▶ [Request] Extract from the listing each line in which the word "propter" appears.

[BEGIN Input material]

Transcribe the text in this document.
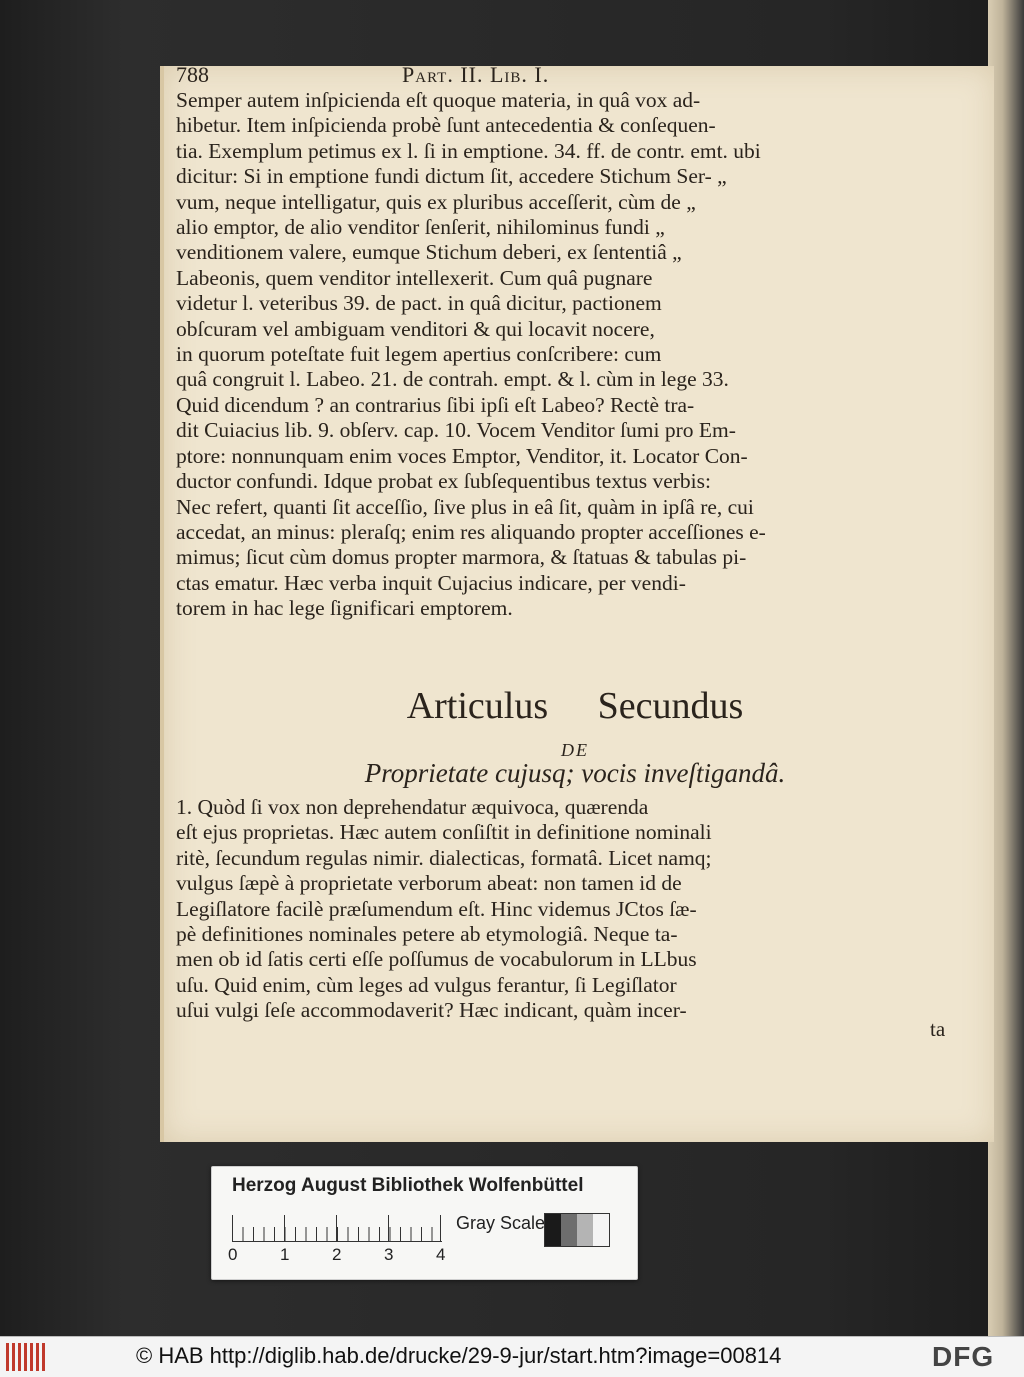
788	Part. II. Lib. I.

Semper autem inſpicienda eſt quoque materia, in quâ vox ad-
hibetur. Item inſpicienda probè ſunt antecedentia & conſequen-
tia. Exemplum petimus ex l. ſi in emptione. 34. ff. de contr. emt. ubi
dicitur: Si in emptione fundi dictum ſit, accedere Stichum Ser- „
vum, neque intelligatur, quis ex pluribus acceſſerit, cùm de „
alio emptor, de alio venditor ſenſerit, nihilominus fundi „
venditionem valere, eumque Stichum deberi, ex ſententiâ „
Labeonis, quem venditor intellexerit. Cum quâ pugnare
videtur l. veteribus 39. de pact. in quâ dicitur, pactionem
obſcuram vel ambiguam venditori & qui locavit nocere,
in quorum poteſtate fuit legem apertius conſcribere: cum
quâ congruit l. Labeo. 21. de contrah. empt. & l. cùm in lege 33.
Quid dicendum ? an contrarius ſibi ipſi eſt Labeo? Rectè tra-
dit Cuiacius lib. 9. obſerv. cap. 10. Vocem Venditor ſumi pro Em-
ptore: nonnunquam enim voces Emptor, Venditor, it. Locator Con-
ductor confundi. Idque probat ex ſubſequentibus textus verbis:
Nec refert, quanti ſit acceſſio, ſive plus in eâ ſit, quàm in ipſâ re, cui
accedat, an minus: pleraſq; enim res aliquando propter acceſſiones e-
mimus; ſicut cùm domus propter marmora, & ſtatuas & tabulas pi-
ctas ematur. Hæc verba inquit Cujacius indicare, per vendi-
torem in hac lege ſignificari emptorem.

Articulus Secundus
DE
Proprietate cujusq; vocis inveſtigandâ.

1. Quòd ſi vox non deprehendatur æquivoca, quærenda
eſt ejus proprietas. Hæc autem conſiſtit in definitione nominali
ritè, ſecundum regulas nimir. dialecticas, formatâ. Licet namq;
vulgus ſæpè à proprietate verborum abeat: non tamen id de
Legiſlatore facilè præſumendum eſt. Hinc videmus JCtos ſæ-
pè definitiones nominales petere ab etymologiâ. Neque ta-
men ob id ſatis certi eſſe poſſumus de vocabulorum in LLbus
uſu. Quid enim, cùm leges ad vulgus ferantur, ſi Legiſlator
uſui vulgi ſeſe accommodaverit? Hæc indicant, quàm incer-

ta
Herzog August Bibliothek Wolfenbüttel
0	1	2	3	4
Gray Scale
© HAB http://diglib.hab.de/drucke/29-9-jur/start.htm?image=00814	DFG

[END Input material]

▶ [Solution to the problem]
accedat, an minus: pleraſq; enim res aliquando propter acceſſiones e-
mimus; ſicut cùm domus propter marmora, & ſtatuas & tabulas pi-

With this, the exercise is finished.